STATED PROBLEM: Pictures should be excluded; otherwise, copy every entry exactly.

===== MATERIAL

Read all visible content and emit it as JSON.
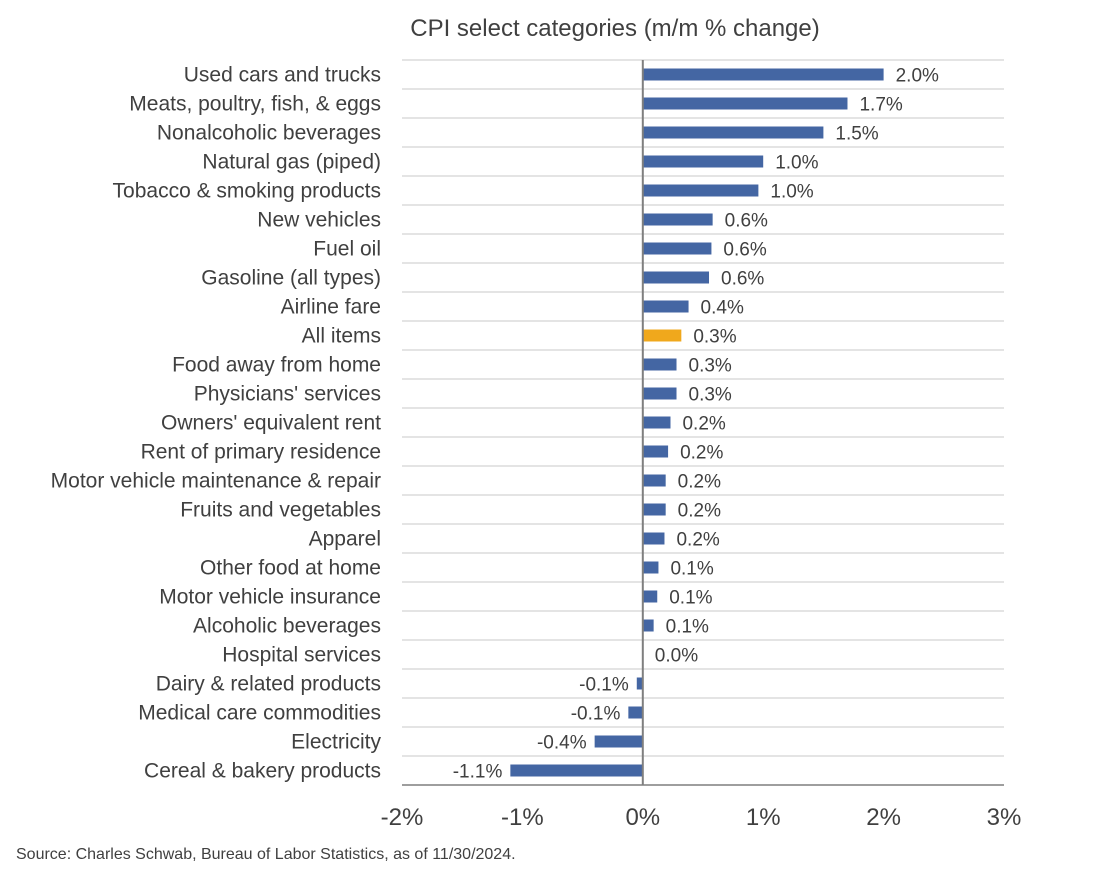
{
  "chart_data": {
    "type": "bar",
    "orientation": "horizontal",
    "title": "CPI select categories (m/m % change)",
    "xlabel": "",
    "ylabel": "",
    "xlim": [
      -2,
      3
    ],
    "xticks": [
      -2,
      -1,
      0,
      1,
      2,
      3
    ],
    "xtick_labels": [
      "-2%",
      "-1%",
      "0%",
      "1%",
      "2%",
      "3%"
    ],
    "grid": "horizontal",
    "categories": [
      "Used cars and trucks",
      "Meats, poultry, fish, & eggs",
      "Nonalcoholic beverages",
      "Natural gas (piped)",
      "Tobacco & smoking products",
      "New vehicles",
      "Fuel oil",
      "Gasoline (all types)",
      "Airline fare",
      "All items",
      "Food away from home",
      "Physicians' services",
      "Owners' equivalent rent",
      "Rent of primary residence",
      "Motor vehicle maintenance & repair",
      "Fruits and vegetables",
      "Apparel",
      "Other food at home",
      "Motor vehicle insurance",
      "Alcoholic beverages",
      "Hospital services",
      "Dairy & related products",
      "Medical care commodities",
      "Electricity",
      "Cereal & bakery products"
    ],
    "values": [
      2.0,
      1.7,
      1.5,
      1.0,
      0.96,
      0.58,
      0.57,
      0.55,
      0.38,
      0.32,
      0.28,
      0.28,
      0.23,
      0.21,
      0.19,
      0.19,
      0.18,
      0.13,
      0.12,
      0.09,
      0.0,
      -0.05,
      -0.12,
      -0.4,
      -1.1
    ],
    "value_labels": [
      "2.0%",
      "1.7%",
      "1.5%",
      "1.0%",
      "1.0%",
      "0.6%",
      "0.6%",
      "0.6%",
      "0.4%",
      "0.3%",
      "0.3%",
      "0.3%",
      "0.2%",
      "0.2%",
      "0.2%",
      "0.2%",
      "0.2%",
      "0.1%",
      "0.1%",
      "0.1%",
      "0.0%",
      "-0.1%",
      "-0.1%",
      "-0.4%",
      "-1.1%"
    ],
    "highlight_category": "All items",
    "colors": {
      "bar": "#4466a3",
      "highlight": "#f0a81c",
      "grid": "#c8c8c8",
      "axis": "#7f7f7f"
    }
  },
  "source": "Source: Charles Schwab, Bureau of Labor Statistics, as of 11/30/2024."
}
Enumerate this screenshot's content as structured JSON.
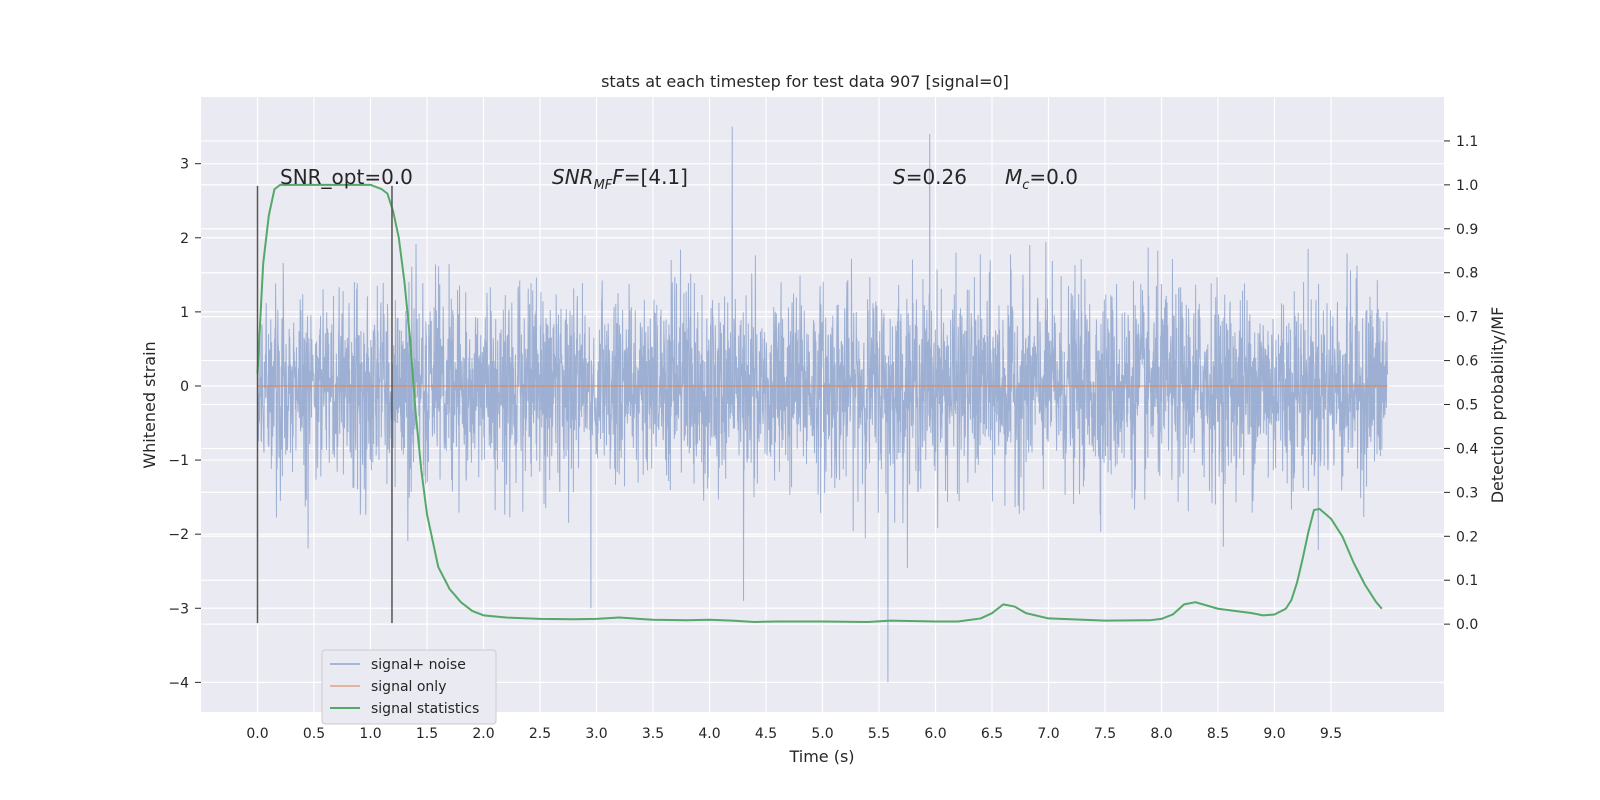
{
  "chart_data": {
    "type": "line",
    "title": "stats at each timestep for test data 907 [signal=0]",
    "xlabel": "Time (s)",
    "ylabel": "Whitened strain",
    "y2label": "Detection probability/MF",
    "xlim": [
      -0.5,
      10.5
    ],
    "ylim": [
      -4.4,
      3.9
    ],
    "y2lim": [
      -0.2,
      1.2
    ],
    "x_ticks": [
      "0.0",
      "0.5",
      "1.0",
      "1.5",
      "2.0",
      "2.5",
      "3.0",
      "3.5",
      "4.0",
      "4.5",
      "5.0",
      "5.5",
      "6.0",
      "6.5",
      "7.0",
      "7.5",
      "8.0",
      "8.5",
      "9.0",
      "9.5"
    ],
    "y_ticks": [
      "3",
      "2",
      "1",
      "0",
      "−1",
      "−2",
      "−3",
      "−4"
    ],
    "y2_ticks": [
      "1.1",
      "1.0",
      "0.9",
      "0.8",
      "0.7",
      "0.6",
      "0.5",
      "0.4",
      "0.3",
      "0.2",
      "0.1",
      "0.0"
    ],
    "grid": true,
    "legend_position": "lower-left",
    "legend": [
      "signal+ noise",
      "signal only",
      "signal statistics"
    ],
    "annotations": {
      "snr_opt": "SNR_opt=0.0",
      "snr_mf_base": "SNR",
      "snr_mf_sub": "MF",
      "snr_mf_value": "=[4.1]",
      "s_var": "S",
      "s_value": "=0.26",
      "mc_var": "M",
      "mc_sub": "c",
      "mc_value": "=0.0"
    },
    "vertical_markers": [
      {
        "x": 0.0,
        "y_range": [
          -3.2,
          2.7
        ]
      },
      {
        "x": 1.19,
        "y_range": [
          -3.2,
          2.7
        ]
      }
    ],
    "series": [
      {
        "name": "signal+ noise",
        "color": "#8fa4cc",
        "axis": "left",
        "x_range": [
          0.0,
          10.0
        ],
        "sample_count": 4000,
        "envelope_typical": [
          -1.7,
          1.7
        ],
        "extremes": [
          {
            "x": 4.2,
            "y": 3.5
          },
          {
            "x": 5.95,
            "y": 3.4
          },
          {
            "x": 5.58,
            "y": -4.0
          },
          {
            "x": 4.3,
            "y": -2.9
          },
          {
            "x": 2.95,
            "y": -3.0
          }
        ]
      },
      {
        "name": "signal only",
        "color": "#dd8452",
        "axis": "left",
        "x": [
          0.0,
          10.0
        ],
        "values": [
          0.0,
          0.0
        ]
      },
      {
        "name": "signal statistics",
        "color": "#55a868",
        "axis": "right",
        "x": [
          0.0,
          0.05,
          0.1,
          0.15,
          0.2,
          0.4,
          0.6,
          0.8,
          1.0,
          1.1,
          1.15,
          1.2,
          1.25,
          1.3,
          1.35,
          1.4,
          1.45,
          1.5,
          1.6,
          1.7,
          1.8,
          1.9,
          2.0,
          2.2,
          2.5,
          2.8,
          3.0,
          3.2,
          3.5,
          3.8,
          4.0,
          4.2,
          4.4,
          4.6,
          5.0,
          5.4,
          5.6,
          6.0,
          6.2,
          6.4,
          6.5,
          6.55,
          6.6,
          6.7,
          6.8,
          7.0,
          7.5,
          7.9,
          8.0,
          8.1,
          8.2,
          8.3,
          8.5,
          8.8,
          8.9,
          9.0,
          9.1,
          9.15,
          9.2,
          9.25,
          9.3,
          9.35,
          9.4,
          9.5,
          9.6,
          9.7,
          9.8,
          9.9,
          9.95
        ],
        "values": [
          0.57,
          0.82,
          0.93,
          0.99,
          1.0,
          1.0,
          1.0,
          1.0,
          1.0,
          0.99,
          0.98,
          0.94,
          0.88,
          0.78,
          0.65,
          0.48,
          0.35,
          0.25,
          0.13,
          0.08,
          0.05,
          0.03,
          0.02,
          0.015,
          0.012,
          0.011,
          0.012,
          0.015,
          0.01,
          0.009,
          0.01,
          0.008,
          0.005,
          0.006,
          0.006,
          0.005,
          0.008,
          0.006,
          0.006,
          0.013,
          0.025,
          0.035,
          0.045,
          0.04,
          0.025,
          0.013,
          0.008,
          0.009,
          0.012,
          0.022,
          0.045,
          0.05,
          0.035,
          0.025,
          0.02,
          0.022,
          0.035,
          0.055,
          0.095,
          0.15,
          0.21,
          0.26,
          0.262,
          0.24,
          0.2,
          0.14,
          0.09,
          0.05,
          0.035
        ]
      }
    ]
  }
}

==========

THE RESULT:
Read all visible content and emit it as JSON.
{
  "chart_data": {
    "type": "bar",
    "orientation": "horizontal",
    "title": "CPI select categories (m/m % change)",
    "xlabel": "",
    "ylabel": "",
    "xlim": [
      -2,
      3
    ],
    "xticks": [
      -2,
      -1,
      0,
      1,
      2,
      3
    ],
    "xtick_labels": [
      "-2%",
      "-1%",
      "0%",
      "1%",
      "2%",
      "3%"
    ],
    "grid": "horizontal",
    "categories": [
      "Used cars and trucks",
      "Meats, poultry, fish, & eggs",
      "Nonalcoholic beverages",
      "Natural gas (piped)",
      "Tobacco & smoking products",
      "New vehicles",
      "Fuel oil",
      "Gasoline (all types)",
      "Airline fare",
      "All items",
      "Food away from home",
      "Physicians' services",
      "Owners' equivalent rent",
      "Rent of primary residence",
      "Motor vehicle maintenance & repair",
      "Fruits and vegetables",
      "Apparel",
      "Other food at home",
      "Motor vehicle insurance",
      "Alcoholic beverages",
      "Hospital services",
      "Dairy & related products",
      "Medical care commodities",
      "Electricity",
      "Cereal & bakery products"
    ],
    "values": [
      2.0,
      1.7,
      1.5,
      1.0,
      0.96,
      0.58,
      0.57,
      0.55,
      0.38,
      0.32,
      0.28,
      0.28,
      0.23,
      0.21,
      0.19,
      0.19,
      0.18,
      0.13,
      0.12,
      0.09,
      0.0,
      -0.05,
      -0.12,
      -0.4,
      -1.1
    ],
    "value_labels": [
      "2.0%",
      "1.7%",
      "1.5%",
      "1.0%",
      "1.0%",
      "0.6%",
      "0.6%",
      "0.6%",
      "0.4%",
      "0.3%",
      "0.3%",
      "0.3%",
      "0.2%",
      "0.2%",
      "0.2%",
      "0.2%",
      "0.2%",
      "0.1%",
      "0.1%",
      "0.1%",
      "0.0%",
      "-0.1%",
      "-0.1%",
      "-0.4%",
      "-1.1%"
    ],
    "highlight_category": "All items",
    "colors": {
      "bar": "#4466a3",
      "highlight": "#f0a81c",
      "grid": "#c8c8c8",
      "axis": "#7f7f7f"
    }
  },
  "source": "Source: Charles Schwab, Bureau of Labor Statistics, as of 11/30/2024."
}
Enumerate this screenshot's content as structured JSON.
{
  "chart_data": {
    "type": "line",
    "title": "stats at each timestep for test data 907 [signal=0]",
    "xlabel": "Time (s)",
    "ylabel": "Whitened strain",
    "y2label": "Detection probability/MF",
    "xlim": [
      -0.5,
      10.5
    ],
    "ylim": [
      -4.4,
      3.9
    ],
    "y2lim": [
      -0.2,
      1.2
    ],
    "x_ticks": [
      "0.0",
      "0.5",
      "1.0",
      "1.5",
      "2.0",
      "2.5",
      "3.0",
      "3.5",
      "4.0",
      "4.5",
      "5.0",
      "5.5",
      "6.0",
      "6.5",
      "7.0",
      "7.5",
      "8.0",
      "8.5",
      "9.0",
      "9.5"
    ],
    "y_ticks": [
      "3",
      "2",
      "1",
      "0",
      "−1",
      "−2",
      "−3",
      "−4"
    ],
    "y2_ticks": [
      "1.1",
      "1.0",
      "0.9",
      "0.8",
      "0.7",
      "0.6",
      "0.5",
      "0.4",
      "0.3",
      "0.2",
      "0.1",
      "0.0"
    ],
    "grid": true,
    "legend_position": "lower-left",
    "legend": [
      "signal+ noise",
      "signal only",
      "signal statistics"
    ],
    "annotations": {
      "snr_opt": "SNR_opt=0.0",
      "snr_mf_base": "SNR",
      "snr_mf_sub": "MF",
      "snr_mf_value": "=[4.1]",
      "s_var": "S",
      "s_value": "=0.26",
      "mc_var": "M",
      "mc_sub": "c",
      "mc_value": "=0.0"
    },
    "vertical_markers": [
      {
        "x": 0.0,
        "y_range": [
          -3.2,
          2.7
        ]
      },
      {
        "x": 1.19,
        "y_range": [
          -3.2,
          2.7
        ]
      }
    ],
    "series": [
      {
        "name": "signal+ noise",
        "color": "#8fa4cc",
        "axis": "left",
        "x_range": [
          0.0,
          10.0
        ],
        "sample_count": 4000,
        "envelope_typical": [
          -1.7,
          1.7
        ],
        "extremes": [
          {
            "x": 4.2,
            "y": 3.5
          },
          {
            "x": 5.95,
            "y": 3.4
          },
          {
            "x": 5.58,
            "y": -4.0
          },
          {
            "x": 4.3,
            "y": -2.9
          },
          {
            "x": 2.95,
            "y": -3.0
          }
        ]
      },
      {
        "name": "signal only",
        "color": "#dd8452",
        "axis": "left",
        "x": [
          0.0,
          10.0
        ],
        "values": [
          0.0,
          0.0
        ]
      },
      {
        "name": "signal statistics",
        "color": "#55a868",
        "axis": "right",
        "x": [
          0.0,
          0.05,
          0.1,
          0.15,
          0.2,
          0.4,
          0.6,
          0.8,
          1.0,
          1.1,
          1.15,
          1.2,
          1.25,
          1.3,
          1.35,
          1.4,
          1.45,
          1.5,
          1.6,
          1.7,
          1.8,
          1.9,
          2.0,
          2.2,
          2.5,
          2.8,
          3.0,
          3.2,
          3.5,
          3.8,
          4.0,
          4.2,
          4.4,
          4.6,
          5.0,
          5.4,
          5.6,
          6.0,
          6.2,
          6.4,
          6.5,
          6.55,
          6.6,
          6.7,
          6.8,
          7.0,
          7.5,
          7.9,
          8.0,
          8.1,
          8.2,
          8.3,
          8.5,
          8.8,
          8.9,
          9.0,
          9.1,
          9.15,
          9.2,
          9.25,
          9.3,
          9.35,
          9.4,
          9.5,
          9.6,
          9.7,
          9.8,
          9.9,
          9.95
        ],
        "values": [
          0.57,
          0.82,
          0.93,
          0.99,
          1.0,
          1.0,
          1.0,
          1.0,
          1.0,
          0.99,
          0.98,
          0.94,
          0.88,
          0.78,
          0.65,
          0.48,
          0.35,
          0.25,
          0.13,
          0.08,
          0.05,
          0.03,
          0.02,
          0.015,
          0.012,
          0.011,
          0.012,
          0.015,
          0.01,
          0.009,
          0.01,
          0.008,
          0.005,
          0.006,
          0.006,
          0.005,
          0.008,
          0.006,
          0.006,
          0.013,
          0.025,
          0.035,
          0.045,
          0.04,
          0.025,
          0.013,
          0.008,
          0.009,
          0.012,
          0.022,
          0.045,
          0.05,
          0.035,
          0.025,
          0.02,
          0.022,
          0.035,
          0.055,
          0.095,
          0.15,
          0.21,
          0.26,
          0.262,
          0.24,
          0.2,
          0.14,
          0.09,
          0.05,
          0.035
        ]
      }
    ]
  }
}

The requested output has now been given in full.